DIRECTIONS: Reproduce all records verbatim.

ENTRIES SHOWN:
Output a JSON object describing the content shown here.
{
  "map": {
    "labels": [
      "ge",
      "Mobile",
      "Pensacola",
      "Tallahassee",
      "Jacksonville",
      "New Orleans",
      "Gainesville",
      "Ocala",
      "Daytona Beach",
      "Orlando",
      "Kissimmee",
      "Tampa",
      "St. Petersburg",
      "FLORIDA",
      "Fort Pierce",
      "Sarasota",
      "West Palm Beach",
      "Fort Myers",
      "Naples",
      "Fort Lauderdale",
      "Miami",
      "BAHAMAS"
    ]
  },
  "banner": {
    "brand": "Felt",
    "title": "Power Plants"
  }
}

REPLY:
Output a JSON object describing the content shown here.
{
  "map": {
    "labels": [
      "ge",
      "Mobile",
      "Pensacola",
      "Tallahassee",
      "Jacksonville",
      "New Orleans",
      "Gainesville",
      "Ocala",
      "Daytona Beach",
      "Orlando",
      "Kissimmee",
      "Tampa",
      "St. Petersburg",
      "FLORIDA",
      "Fort Pierce",
      "Sarasota",
      "West Palm Beach",
      "Fort Myers",
      "Naples",
      "Fort Lauderdale",
      "Miami",
      "BAHAMAS"
    ]
  },
  "banner": {
    "brand": "Felt",
    "title": "Power Plants"
  }
}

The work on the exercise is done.